■ WHAT IS BEING ASKED: Skip the pictures. Repeat everything else in the records word for word.

■ STORED DATA:

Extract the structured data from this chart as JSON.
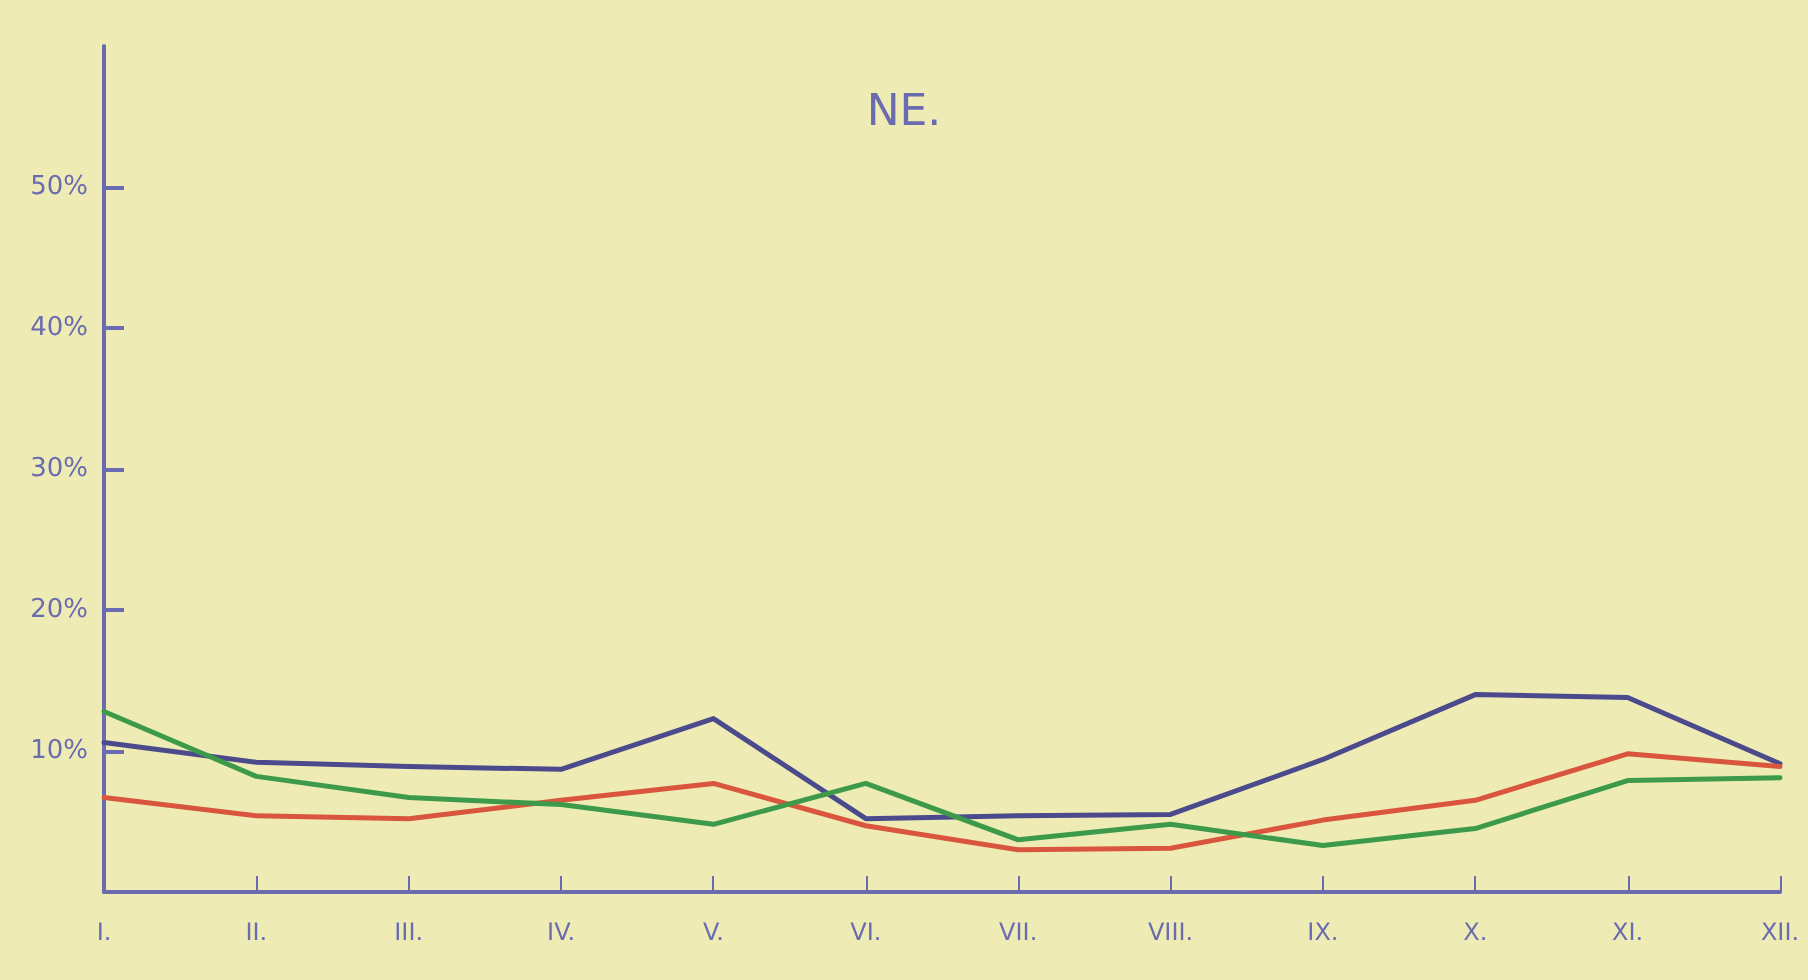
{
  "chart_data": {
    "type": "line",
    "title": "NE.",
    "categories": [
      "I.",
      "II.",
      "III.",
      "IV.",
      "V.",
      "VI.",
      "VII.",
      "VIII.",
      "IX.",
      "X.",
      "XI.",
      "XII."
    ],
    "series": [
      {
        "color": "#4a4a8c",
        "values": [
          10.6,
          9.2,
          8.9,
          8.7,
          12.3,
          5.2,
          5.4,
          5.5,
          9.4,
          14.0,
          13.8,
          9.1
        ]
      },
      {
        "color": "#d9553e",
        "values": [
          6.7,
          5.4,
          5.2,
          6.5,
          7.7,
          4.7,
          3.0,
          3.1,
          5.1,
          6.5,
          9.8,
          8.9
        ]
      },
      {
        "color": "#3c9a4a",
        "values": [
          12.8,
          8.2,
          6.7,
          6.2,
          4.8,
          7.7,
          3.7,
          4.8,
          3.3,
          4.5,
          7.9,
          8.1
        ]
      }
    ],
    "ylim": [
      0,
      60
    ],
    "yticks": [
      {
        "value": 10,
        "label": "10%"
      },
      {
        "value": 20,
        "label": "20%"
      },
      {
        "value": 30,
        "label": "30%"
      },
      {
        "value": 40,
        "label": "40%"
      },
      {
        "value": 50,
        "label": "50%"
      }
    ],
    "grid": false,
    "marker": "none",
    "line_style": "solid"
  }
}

■ COMPLETE OUTPUT:
Extract the structured data from this chart as JSON.
{
  "chart_data": {
    "type": "line",
    "title": "NE.",
    "categories": [
      "I.",
      "II.",
      "III.",
      "IV.",
      "V.",
      "VI.",
      "VII.",
      "VIII.",
      "IX.",
      "X.",
      "XI.",
      "XII."
    ],
    "series": [
      {
        "color": "#4a4a8c",
        "values": [
          10.6,
          9.2,
          8.9,
          8.7,
          12.3,
          5.2,
          5.4,
          5.5,
          9.4,
          14.0,
          13.8,
          9.1
        ]
      },
      {
        "color": "#d9553e",
        "values": [
          6.7,
          5.4,
          5.2,
          6.5,
          7.7,
          4.7,
          3.0,
          3.1,
          5.1,
          6.5,
          9.8,
          8.9
        ]
      },
      {
        "color": "#3c9a4a",
        "values": [
          12.8,
          8.2,
          6.7,
          6.2,
          4.8,
          7.7,
          3.7,
          4.8,
          3.3,
          4.5,
          7.9,
          8.1
        ]
      }
    ],
    "ylim": [
      0,
      60
    ],
    "yticks": [
      {
        "value": 10,
        "label": "10%"
      },
      {
        "value": 20,
        "label": "20%"
      },
      {
        "value": 30,
        "label": "30%"
      },
      {
        "value": 40,
        "label": "40%"
      },
      {
        "value": 50,
        "label": "50%"
      }
    ],
    "grid": false,
    "marker": "none",
    "line_style": "solid"
  }
}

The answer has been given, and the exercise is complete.